> _BRIEF_: Your task is to output the data exactly as it stands.

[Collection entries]
----

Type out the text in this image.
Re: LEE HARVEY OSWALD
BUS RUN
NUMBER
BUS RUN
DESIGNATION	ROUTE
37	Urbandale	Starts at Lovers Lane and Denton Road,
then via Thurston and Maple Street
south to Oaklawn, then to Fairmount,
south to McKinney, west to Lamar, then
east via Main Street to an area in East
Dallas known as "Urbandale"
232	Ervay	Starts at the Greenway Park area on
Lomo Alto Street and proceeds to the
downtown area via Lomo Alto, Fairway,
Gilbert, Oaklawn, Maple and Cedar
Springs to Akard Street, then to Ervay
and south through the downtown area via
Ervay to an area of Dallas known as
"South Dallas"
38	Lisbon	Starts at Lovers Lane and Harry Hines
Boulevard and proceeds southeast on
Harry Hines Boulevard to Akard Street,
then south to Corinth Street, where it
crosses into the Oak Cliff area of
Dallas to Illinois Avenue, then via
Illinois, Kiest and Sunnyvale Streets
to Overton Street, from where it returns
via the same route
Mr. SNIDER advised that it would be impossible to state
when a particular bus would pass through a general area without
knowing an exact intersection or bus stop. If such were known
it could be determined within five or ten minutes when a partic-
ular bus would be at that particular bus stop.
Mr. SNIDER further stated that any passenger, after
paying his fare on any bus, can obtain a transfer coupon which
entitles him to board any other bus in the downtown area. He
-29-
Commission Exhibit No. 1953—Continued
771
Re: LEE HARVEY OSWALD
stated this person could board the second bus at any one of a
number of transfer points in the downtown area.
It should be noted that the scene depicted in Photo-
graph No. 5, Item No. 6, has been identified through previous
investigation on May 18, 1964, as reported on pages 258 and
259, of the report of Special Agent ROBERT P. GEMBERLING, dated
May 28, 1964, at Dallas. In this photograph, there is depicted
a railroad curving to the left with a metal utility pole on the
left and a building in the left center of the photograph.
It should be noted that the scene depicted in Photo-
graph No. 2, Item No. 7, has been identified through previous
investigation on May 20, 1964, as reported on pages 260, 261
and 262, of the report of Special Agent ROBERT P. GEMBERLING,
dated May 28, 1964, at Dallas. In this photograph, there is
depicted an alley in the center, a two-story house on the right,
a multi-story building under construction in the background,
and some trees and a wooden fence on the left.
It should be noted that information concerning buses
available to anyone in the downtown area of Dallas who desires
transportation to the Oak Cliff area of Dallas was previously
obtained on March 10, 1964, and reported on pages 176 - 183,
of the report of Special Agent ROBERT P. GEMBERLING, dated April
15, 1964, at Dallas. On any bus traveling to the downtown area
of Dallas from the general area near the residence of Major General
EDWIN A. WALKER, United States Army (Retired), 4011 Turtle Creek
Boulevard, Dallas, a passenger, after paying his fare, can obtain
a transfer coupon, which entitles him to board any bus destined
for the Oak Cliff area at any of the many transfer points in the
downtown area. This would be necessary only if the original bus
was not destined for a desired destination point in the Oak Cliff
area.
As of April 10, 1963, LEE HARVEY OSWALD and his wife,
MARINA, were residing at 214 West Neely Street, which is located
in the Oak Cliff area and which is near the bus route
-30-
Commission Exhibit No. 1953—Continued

----

> _THE REPLY_:
Type out the text in this image.
Re: LEE HARVEY OSWALD
BUS RUN
NUMBER
BUS RUN
DESIGNATION	ROUTE
37	Urbandale	Starts at Lovers Lane and Denton Road,
then via Thurston and Maple Street
south to Oaklawn, then to Fairmount,
south to McKinney, west to Lamar, then
east via Main Street to an area in East
Dallas known as "Urbandale"
232	Ervay	Starts at the Greenway Park area on
Lomo Alto Street and proceeds to the
downtown area via Lomo Alto, Fairway,
Gilbert, Oaklawn, Maple and Cedar
Springs to Akard Street, then to Ervay
and south through the downtown area via
Ervay to an area of Dallas known as
"South Dallas"
38	Lisbon	Starts at Lovers Lane and Harry Hines
Boulevard and proceeds southeast on
Harry Hines Boulevard to Akard Street,
then south to Corinth Street, where it
crosses into the Oak Cliff area of
Dallas to Illinois Avenue, then via
Illinois, Kiest and Sunnyvale Streets
to Overton Street, from where it returns
via the same route
Mr. SNIDER advised that it would be impossible to state
when a particular bus would pass through a general area without
knowing an exact intersection or bus stop. If such were known
it could be determined within five or ten minutes when a partic-
ular bus would be at that particular bus stop.
Mr. SNIDER further stated that any passenger, after
paying his fare on any bus, can obtain a transfer coupon which
entitles him to board any other bus in the downtown area. He
-29-
Commission Exhibit No. 1953—Continued
771
Re: LEE HARVEY OSWALD
stated this person could board the second bus at any one of a
number of transfer points in the downtown area.
It should be noted that the scene depicted in Photo-
graph No. 5, Item No. 6, has been identified through previous
investigation on May 18, 1964, as reported on pages 258 and
259, of the report of Special Agent ROBERT P. GEMBERLING, dated
May 28, 1964, at Dallas. In this photograph, there is depicted
a railroad curving to the left with a metal utility pole on the
left and a building in the left center of the photograph.
It should be noted that the scene depicted in Photo-
graph No. 2, Item No. 7, has been identified through previous
investigation on May 20, 1964, as reported on pages 260, 261
and 262, of the report of Special Agent ROBERT P. GEMBERLING,
dated May 28, 1964, at Dallas. In this photograph, there is
depicted an alley in the center, a two-story house on the right,
a multi-story building under construction in the background,
and some trees and a wooden fence on the left.
It should be noted that information concerning buses
available to anyone in the downtown area of Dallas who desires
transportation to the Oak Cliff area of Dallas was previously
obtained on March 10, 1964, and reported on pages 176 - 183,
of the report of Special Agent ROBERT P. GEMBERLING, dated April
15, 1964, at Dallas. On any bus traveling to the downtown area
of Dallas from the general area near the residence of Major General
EDWIN A. WALKER, United States Army (Retired), 4011 Turtle Creek
Boulevard, Dallas, a passenger, after paying his fare, can obtain
a transfer coupon, which entitles him to board any bus destined
for the Oak Cliff area at any of the many transfer points in the
downtown area. This would be necessary only if the original bus
was not destined for a desired destination point in the Oak Cliff
area.
As of April 10, 1963, LEE HARVEY OSWALD and his wife,
MARINA, were residing at 214 West Neely Street, which is located
in the Oak Cliff area and which is near the bus route
-30-
Commission Exhibit No. 1953—Continued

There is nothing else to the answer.